Reproduce all of the data exactly, with no line skipped.

Records that describe figures

========================================

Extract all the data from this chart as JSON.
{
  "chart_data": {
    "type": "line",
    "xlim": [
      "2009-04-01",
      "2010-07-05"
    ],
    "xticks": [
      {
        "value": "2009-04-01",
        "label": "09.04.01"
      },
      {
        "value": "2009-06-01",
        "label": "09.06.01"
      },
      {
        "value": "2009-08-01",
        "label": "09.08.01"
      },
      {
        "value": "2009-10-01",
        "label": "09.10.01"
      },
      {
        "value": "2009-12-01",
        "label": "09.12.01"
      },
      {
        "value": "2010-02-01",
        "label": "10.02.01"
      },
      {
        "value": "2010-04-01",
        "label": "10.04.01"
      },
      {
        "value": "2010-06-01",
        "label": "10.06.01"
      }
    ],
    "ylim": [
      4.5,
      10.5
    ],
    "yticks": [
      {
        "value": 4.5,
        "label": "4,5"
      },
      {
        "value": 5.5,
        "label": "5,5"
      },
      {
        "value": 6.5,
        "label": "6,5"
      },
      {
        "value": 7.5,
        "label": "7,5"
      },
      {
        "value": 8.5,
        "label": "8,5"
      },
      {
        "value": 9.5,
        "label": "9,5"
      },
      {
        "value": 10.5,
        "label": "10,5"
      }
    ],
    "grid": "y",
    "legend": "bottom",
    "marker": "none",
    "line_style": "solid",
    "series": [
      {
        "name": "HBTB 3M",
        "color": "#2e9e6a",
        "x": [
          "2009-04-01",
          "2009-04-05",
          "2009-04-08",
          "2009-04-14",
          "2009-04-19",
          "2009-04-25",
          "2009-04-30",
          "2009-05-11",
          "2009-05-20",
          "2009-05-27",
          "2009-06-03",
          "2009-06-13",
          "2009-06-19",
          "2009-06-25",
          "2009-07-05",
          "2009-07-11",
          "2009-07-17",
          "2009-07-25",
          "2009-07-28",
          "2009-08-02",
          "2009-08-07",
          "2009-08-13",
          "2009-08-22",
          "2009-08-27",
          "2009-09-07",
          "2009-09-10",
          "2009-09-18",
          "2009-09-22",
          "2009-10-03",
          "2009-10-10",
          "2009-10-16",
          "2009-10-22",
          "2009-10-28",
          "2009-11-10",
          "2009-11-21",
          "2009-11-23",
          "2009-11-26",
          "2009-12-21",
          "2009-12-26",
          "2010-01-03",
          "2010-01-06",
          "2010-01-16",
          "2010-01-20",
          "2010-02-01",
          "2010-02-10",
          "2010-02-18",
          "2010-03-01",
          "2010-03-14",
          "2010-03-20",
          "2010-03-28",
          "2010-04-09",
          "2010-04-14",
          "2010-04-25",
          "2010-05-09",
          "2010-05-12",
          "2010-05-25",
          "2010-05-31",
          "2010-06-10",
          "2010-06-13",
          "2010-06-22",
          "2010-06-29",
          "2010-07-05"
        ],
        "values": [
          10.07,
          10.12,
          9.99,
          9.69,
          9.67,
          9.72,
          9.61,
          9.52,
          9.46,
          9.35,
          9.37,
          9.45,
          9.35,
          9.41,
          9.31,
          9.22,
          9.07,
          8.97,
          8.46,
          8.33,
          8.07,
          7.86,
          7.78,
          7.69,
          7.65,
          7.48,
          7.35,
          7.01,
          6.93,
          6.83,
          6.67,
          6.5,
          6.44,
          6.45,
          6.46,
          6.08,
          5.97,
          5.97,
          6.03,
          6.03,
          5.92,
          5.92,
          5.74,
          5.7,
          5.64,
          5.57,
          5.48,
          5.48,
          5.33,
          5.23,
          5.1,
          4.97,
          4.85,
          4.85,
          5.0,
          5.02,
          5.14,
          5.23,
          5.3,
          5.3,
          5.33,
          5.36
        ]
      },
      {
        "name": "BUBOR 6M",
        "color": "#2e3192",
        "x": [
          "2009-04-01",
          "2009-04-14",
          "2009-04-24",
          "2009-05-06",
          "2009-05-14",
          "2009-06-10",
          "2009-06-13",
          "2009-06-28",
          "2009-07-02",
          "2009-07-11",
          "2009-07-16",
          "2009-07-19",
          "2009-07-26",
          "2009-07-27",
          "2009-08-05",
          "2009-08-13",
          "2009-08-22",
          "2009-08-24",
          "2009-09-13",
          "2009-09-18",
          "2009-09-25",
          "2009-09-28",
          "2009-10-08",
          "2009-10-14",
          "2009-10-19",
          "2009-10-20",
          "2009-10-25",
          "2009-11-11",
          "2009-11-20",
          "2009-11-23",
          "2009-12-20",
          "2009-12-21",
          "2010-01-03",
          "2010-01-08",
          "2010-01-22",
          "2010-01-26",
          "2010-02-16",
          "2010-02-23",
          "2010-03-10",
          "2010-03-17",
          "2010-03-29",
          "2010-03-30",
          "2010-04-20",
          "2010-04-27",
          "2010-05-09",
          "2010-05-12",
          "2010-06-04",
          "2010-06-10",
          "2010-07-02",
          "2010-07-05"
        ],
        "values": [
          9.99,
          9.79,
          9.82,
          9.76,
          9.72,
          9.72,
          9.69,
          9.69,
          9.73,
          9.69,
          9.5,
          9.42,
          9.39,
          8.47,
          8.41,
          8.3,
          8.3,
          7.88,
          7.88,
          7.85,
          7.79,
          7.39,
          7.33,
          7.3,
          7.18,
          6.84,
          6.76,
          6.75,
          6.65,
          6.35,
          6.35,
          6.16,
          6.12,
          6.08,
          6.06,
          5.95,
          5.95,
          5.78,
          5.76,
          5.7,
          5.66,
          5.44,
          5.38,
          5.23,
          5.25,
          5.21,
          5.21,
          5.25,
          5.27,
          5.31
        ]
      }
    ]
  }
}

========================================

Solution to this problem:
Extract all the data from this chart as JSON.
{
  "chart_data": {
    "type": "line",
    "xlim": [
      "2009-04-01",
      "2010-07-05"
    ],
    "xticks": [
      {
        "value": "2009-04-01",
        "label": "09.04.01"
      },
      {
        "value": "2009-06-01",
        "label": "09.06.01"
      },
      {
        "value": "2009-08-01",
        "label": "09.08.01"
      },
      {
        "value": "2009-10-01",
        "label": "09.10.01"
      },
      {
        "value": "2009-12-01",
        "label": "09.12.01"
      },
      {
        "value": "2010-02-01",
        "label": "10.02.01"
      },
      {
        "value": "2010-04-01",
        "label": "10.04.01"
      },
      {
        "value": "2010-06-01",
        "label": "10.06.01"
      }
    ],
    "ylim": [
      4.5,
      10.5
    ],
    "yticks": [
      {
        "value": 4.5,
        "label": "4,5"
      },
      {
        "value": 5.5,
        "label": "5,5"
      },
      {
        "value": 6.5,
        "label": "6,5"
      },
      {
        "value": 7.5,
        "label": "7,5"
      },
      {
        "value": 8.5,
        "label": "8,5"
      },
      {
        "value": 9.5,
        "label": "9,5"
      },
      {
        "value": 10.5,
        "label": "10,5"
      }
    ],
    "grid": "y",
    "legend": "bottom",
    "marker": "none",
    "line_style": "solid",
    "series": [
      {
        "name": "HBTB 3M",
        "color": "#2e9e6a",
        "x": [
          "2009-04-01",
          "2009-04-05",
          "2009-04-08",
          "2009-04-14",
          "2009-04-19",
          "2009-04-25",
          "2009-04-30",
          "2009-05-11",
          "2009-05-20",
          "2009-05-27",
          "2009-06-03",
          "2009-06-13",
          "2009-06-19",
          "2009-06-25",
          "2009-07-05",
          "2009-07-11",
          "2009-07-17",
          "2009-07-25",
          "2009-07-28",
          "2009-08-02",
          "2009-08-07",
          "2009-08-13",
          "2009-08-22",
          "2009-08-27",
          "2009-09-07",
          "2009-09-10",
          "2009-09-18",
          "2009-09-22",
          "2009-10-03",
          "2009-10-10",
          "2009-10-16",
          "2009-10-22",
          "2009-10-28",
          "2009-11-10",
          "2009-11-21",
          "2009-11-23",
          "2009-11-26",
          "2009-12-21",
          "2009-12-26",
          "2010-01-03",
          "2010-01-06",
          "2010-01-16",
          "2010-01-20",
          "2010-02-01",
          "2010-02-10",
          "2010-02-18",
          "2010-03-01",
          "2010-03-14",
          "2010-03-20",
          "2010-03-28",
          "2010-04-09",
          "2010-04-14",
          "2010-04-25",
          "2010-05-09",
          "2010-05-12",
          "2010-05-25",
          "2010-05-31",
          "2010-06-10",
          "2010-06-13",
          "2010-06-22",
          "2010-06-29",
          "2010-07-05"
        ],
        "values": [
          10.07,
          10.12,
          9.99,
          9.69,
          9.67,
          9.72,
          9.61,
          9.52,
          9.46,
          9.35,
          9.37,
          9.45,
          9.35,
          9.41,
          9.31,
          9.22,
          9.07,
          8.97,
          8.46,
          8.33,
          8.07,
          7.86,
          7.78,
          7.69,
          7.65,
          7.48,
          7.35,
          7.01,
          6.93,
          6.83,
          6.67,
          6.5,
          6.44,
          6.45,
          6.46,
          6.08,
          5.97,
          5.97,
          6.03,
          6.03,
          5.92,
          5.92,
          5.74,
          5.7,
          5.64,
          5.57,
          5.48,
          5.48,
          5.33,
          5.23,
          5.1,
          4.97,
          4.85,
          4.85,
          5.0,
          5.02,
          5.14,
          5.23,
          5.3,
          5.3,
          5.33,
          5.36
        ]
      },
      {
        "name": "BUBOR 6M",
        "color": "#2e3192",
        "x": [
          "2009-04-01",
          "2009-04-14",
          "2009-04-24",
          "2009-05-06",
          "2009-05-14",
          "2009-06-10",
          "2009-06-13",
          "2009-06-28",
          "2009-07-02",
          "2009-07-11",
          "2009-07-16",
          "2009-07-19",
          "2009-07-26",
          "2009-07-27",
          "2009-08-05",
          "2009-08-13",
          "2009-08-22",
          "2009-08-24",
          "2009-09-13",
          "2009-09-18",
          "2009-09-25",
          "2009-09-28",
          "2009-10-08",
          "2009-10-14",
          "2009-10-19",
          "2009-10-20",
          "2009-10-25",
          "2009-11-11",
          "2009-11-20",
          "2009-11-23",
          "2009-12-20",
          "2009-12-21",
          "2010-01-03",
          "2010-01-08",
          "2010-01-22",
          "2010-01-26",
          "2010-02-16",
          "2010-02-23",
          "2010-03-10",
          "2010-03-17",
          "2010-03-29",
          "2010-03-30",
          "2010-04-20",
          "2010-04-27",
          "2010-05-09",
          "2010-05-12",
          "2010-06-04",
          "2010-06-10",
          "2010-07-02",
          "2010-07-05"
        ],
        "values": [
          9.99,
          9.79,
          9.82,
          9.76,
          9.72,
          9.72,
          9.69,
          9.69,
          9.73,
          9.69,
          9.5,
          9.42,
          9.39,
          8.47,
          8.41,
          8.3,
          8.3,
          7.88,
          7.88,
          7.85,
          7.79,
          7.39,
          7.33,
          7.3,
          7.18,
          6.84,
          6.76,
          6.75,
          6.65,
          6.35,
          6.35,
          6.16,
          6.12,
          6.08,
          6.06,
          5.95,
          5.95,
          5.78,
          5.76,
          5.7,
          5.66,
          5.44,
          5.38,
          5.23,
          5.25,
          5.21,
          5.21,
          5.25,
          5.27,
          5.31
        ]
      }
    ]
  }
}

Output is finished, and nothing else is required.